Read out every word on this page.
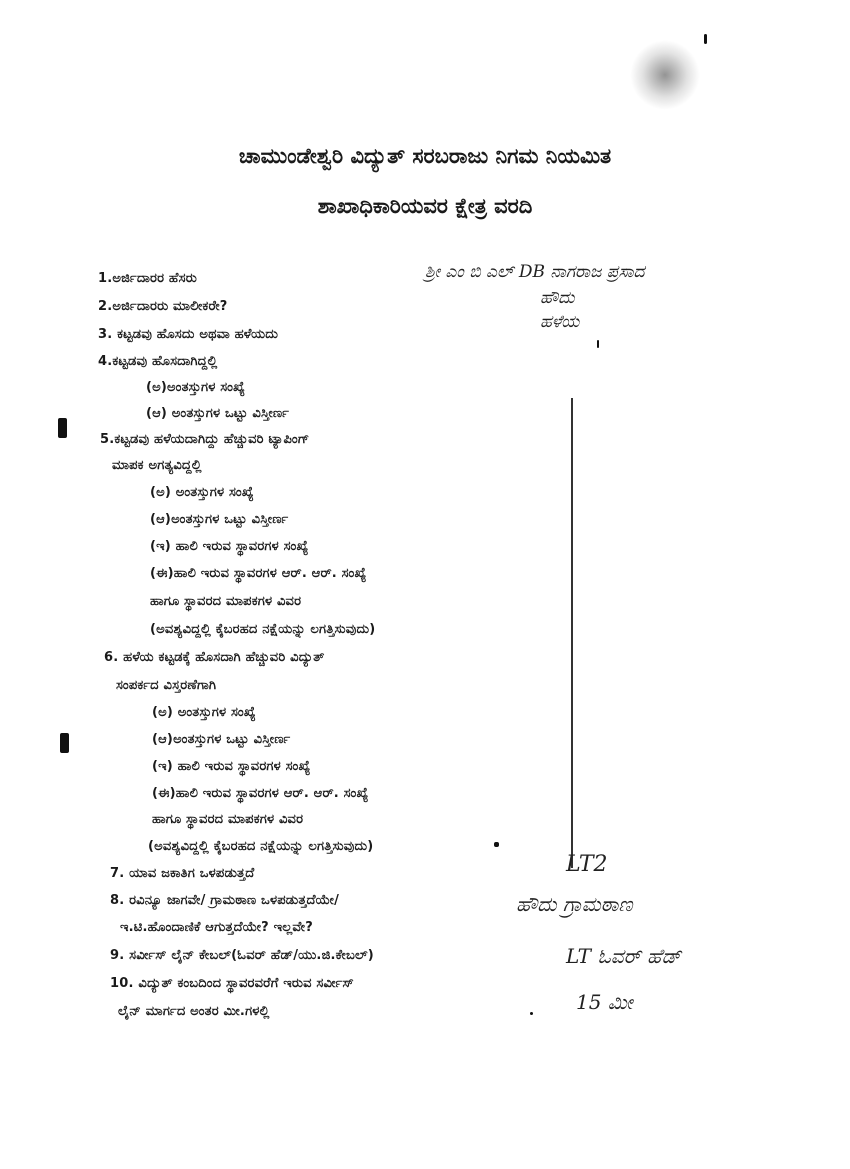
ಚಾಮುಂಡೇಶ್ವರಿ ವಿದ್ಯುತ್ ಸರಬರಾಜು ನಿಗಮ ನಿಯಮಿತ
ಶಾಖಾಧಿಕಾರಿಯವರ ಕ್ಷೇತ್ರ ವರದಿ
1.ಅರ್ಜಿದಾರರ ಹೆಸರು
2.ಅರ್ಜಿದಾರರು ಮಾಲೀಕರೇ?
3. ಕಟ್ಟಡವು ಹೊಸದು ಅಥವಾ ಹಳೆಯದು
4.ಕಟ್ಟಡವು ಹೊಸದಾಗಿದ್ದಲ್ಲಿ
(ಅ)ಅಂತಸ್ತುಗಳ ಸಂಖ್ಯೆ
(ಆ) ಅಂತಸ್ತುಗಳ ಒಟ್ಟು ವಿಸ್ತೀರ್ಣ
5.ಕಟ್ಟಡವು ಹಳೆಯದಾಗಿದ್ದು ಹೆಚ್ಚುವರಿ ಟ್ಯಾಪಿಂಗ್
ಮಾಪಕ ಅಗತ್ಯವಿದ್ದಲ್ಲಿ
(ಅ) ಅಂತಸ್ತುಗಳ ಸಂಖ್ಯೆ
(ಆ)ಅಂತಸ್ತುಗಳ ಒಟ್ಟು ವಿಸ್ತೀರ್ಣ
(ಇ) ಹಾಲಿ ಇರುವ ಸ್ಥಾವರಗಳ ಸಂಖ್ಯೆ
(ಈ)ಹಾಲಿ ಇರುವ ಸ್ಥಾವರಗಳ ಆರ್. ಆರ್. ಸಂಖ್ಯೆ
ಹಾಗೂ ಸ್ಥಾವರದ ಮಾಪಕಗಳ ವಿವರ
(ಅವಶ್ಯವಿದ್ದಲ್ಲಿ ಕೈಬರಹದ ನಕ್ಷೆಯನ್ನು ಲಗತ್ತಿಸುವುದು)
6. ಹಳೆಯ ಕಟ್ಟಡಕ್ಕೆ ಹೊಸದಾಗಿ ಹೆಚ್ಚುವರಿ ವಿದ್ಯುತ್
ಸಂಪರ್ಕದ ವಿಸ್ತರಣೆಗಾಗಿ
(ಅ) ಅಂತಸ್ತುಗಳ ಸಂಖ್ಯೆ
(ಆ)ಅಂತಸ್ತುಗಳ ಒಟ್ಟು ವಿಸ್ತೀರ್ಣ
(ಇ) ಹಾಲಿ ಇರುವ ಸ್ಥಾವರಗಳ ಸಂಖ್ಯೆ
(ಈ)ಹಾಲಿ ಇರುವ ಸ್ಥಾವರಗಳ ಆರ್. ಆರ್. ಸಂಖ್ಯೆ
ಹಾಗೂ ಸ್ಥಾವರದ ಮಾಪಕಗಳ ವಿವರ
(ಅವಶ್ಯವಿದ್ದಲ್ಲಿ ಕೈಬರಹದ ನಕ್ಷೆಯನ್ನು ಲಗತ್ತಿಸುವುದು)
7. ಯಾವ ಜಕಾತಿಗ ಒಳಪಡುತ್ತದೆ
8. ರವಿನ್ಯೂ ಜಾಗವೇ/ ಗ್ರಾಮಠಾಣ ಒಳಪಡುತ್ತದೆಯೇ/
ಇ.ಟಿ.ಹೊಂದಾಣಿಕೆ ಆಗುತ್ತದೆಯೇ? ಇಲ್ಲವೇ?
9. ಸರ್ವೀಸ್ ಲೈನ್ ಕೇಬಲ್(ಓವರ್ ಹೆಡ್/ಯು.ಜಿ.ಕೇಬಲ್)
10. ವಿದ್ಯುತ್ ಕಂಬದಿಂದ ಸ್ಥಾವರವರೆಗೆ ಇರುವ ಸರ್ವೀಸ್
ಲೈನ್ ಮಾರ್ಗದ ಅಂತರ ಮೀ.ಗಳಲ್ಲಿ
ಶ್ರೀ ಎಂ ಬಿ ಎಲ್ DB ನಾಗರಾಜ ಪ್ರಸಾದ
ಹೌದು
ಹಳೆಯ
LT2
ಹೌದು ಗ್ರಾಮಠಾಣ
LT ಓವರ್ ಹೆಡ್
15 ಮೀ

....

- _Task objective_
Retype each line of the listing above word for word. Exclude the pictures.

- _Reply_
Read out every word on this page.
ಚಾಮುಂಡೇಶ್ವರಿ ವಿದ್ಯುತ್ ಸರಬರಾಜು ನಿಗಮ ನಿಯಮಿತ
ಶಾಖಾಧಿಕಾರಿಯವರ ಕ್ಷೇತ್ರ ವರದಿ
1.ಅರ್ಜಿದಾರರ ಹೆಸರು
2.ಅರ್ಜಿದಾರರು ಮಾಲೀಕರೇ?
3. ಕಟ್ಟಡವು ಹೊಸದು ಅಥವಾ ಹಳೆಯದು
4.ಕಟ್ಟಡವು ಹೊಸದಾಗಿದ್ದಲ್ಲಿ
(ಅ)ಅಂತಸ್ತುಗಳ ಸಂಖ್ಯೆ
(ಆ) ಅಂತಸ್ತುಗಳ ಒಟ್ಟು ವಿಸ್ತೀರ್ಣ
5.ಕಟ್ಟಡವು ಹಳೆಯದಾಗಿದ್ದು ಹೆಚ್ಚುವರಿ ಟ್ಯಾಪಿಂಗ್
ಮಾಪಕ ಅಗತ್ಯವಿದ್ದಲ್ಲಿ
(ಅ) ಅಂತಸ್ತುಗಳ ಸಂಖ್ಯೆ
(ಆ)ಅಂತಸ್ತುಗಳ ಒಟ್ಟು ವಿಸ್ತೀರ್ಣ
(ಇ) ಹಾಲಿ ಇರುವ ಸ್ಥಾವರಗಳ ಸಂಖ್ಯೆ
(ಈ)ಹಾಲಿ ಇರುವ ಸ್ಥಾವರಗಳ ಆರ್. ಆರ್. ಸಂಖ್ಯೆ
ಹಾಗೂ ಸ್ಥಾವರದ ಮಾಪಕಗಳ ವಿವರ
(ಅವಶ್ಯವಿದ್ದಲ್ಲಿ ಕೈಬರಹದ ನಕ್ಷೆಯನ್ನು ಲಗತ್ತಿಸುವುದು)
6. ಹಳೆಯ ಕಟ್ಟಡಕ್ಕೆ ಹೊಸದಾಗಿ ಹೆಚ್ಚುವರಿ ವಿದ್ಯುತ್
ಸಂಪರ್ಕದ ವಿಸ್ತರಣೆಗಾಗಿ
(ಅ) ಅಂತಸ್ತುಗಳ ಸಂಖ್ಯೆ
(ಆ)ಅಂತಸ್ತುಗಳ ಒಟ್ಟು ವಿಸ್ತೀರ್ಣ
(ಇ) ಹಾಲಿ ಇರುವ ಸ್ಥಾವರಗಳ ಸಂಖ್ಯೆ
(ಈ)ಹಾಲಿ ಇರುವ ಸ್ಥಾವರಗಳ ಆರ್. ಆರ್. ಸಂಖ್ಯೆ
ಹಾಗೂ ಸ್ಥಾವರದ ಮಾಪಕಗಳ ವಿವರ
(ಅವಶ್ಯವಿದ್ದಲ್ಲಿ ಕೈಬರಹದ ನಕ್ಷೆಯನ್ನು ಲಗತ್ತಿಸುವುದು)
7. ಯಾವ ಜಕಾತಿಗ ಒಳಪಡುತ್ತದೆ
8. ರವಿನ್ಯೂ ಜಾಗವೇ/ ಗ್ರಾಮಠಾಣ ಒಳಪಡುತ್ತದೆಯೇ/
ಇ.ಟಿ.ಹೊಂದಾಣಿಕೆ ಆಗುತ್ತದೆಯೇ? ಇಲ್ಲವೇ?
9. ಸರ್ವೀಸ್ ಲೈನ್ ಕೇಬಲ್(ಓವರ್ ಹೆಡ್/ಯು.ಜಿ.ಕೇಬಲ್)
10. ವಿದ್ಯುತ್ ಕಂಬದಿಂದ ಸ್ಥಾವರವರೆಗೆ ಇರುವ ಸರ್ವೀಸ್
ಲೈನ್ ಮಾರ್ಗದ ಅಂತರ ಮೀ.ಗಳಲ್ಲಿ
ಶ್ರೀ ಎಂ ಬಿ ಎಲ್ DB ನಾಗರಾಜ ಪ್ರಸಾದ
ಹೌದು
ಹಳೆಯ
LT2
ಹೌದು ಗ್ರಾಮಠಾಣ
LT ಓವರ್ ಹೆಡ್
15 ಮೀ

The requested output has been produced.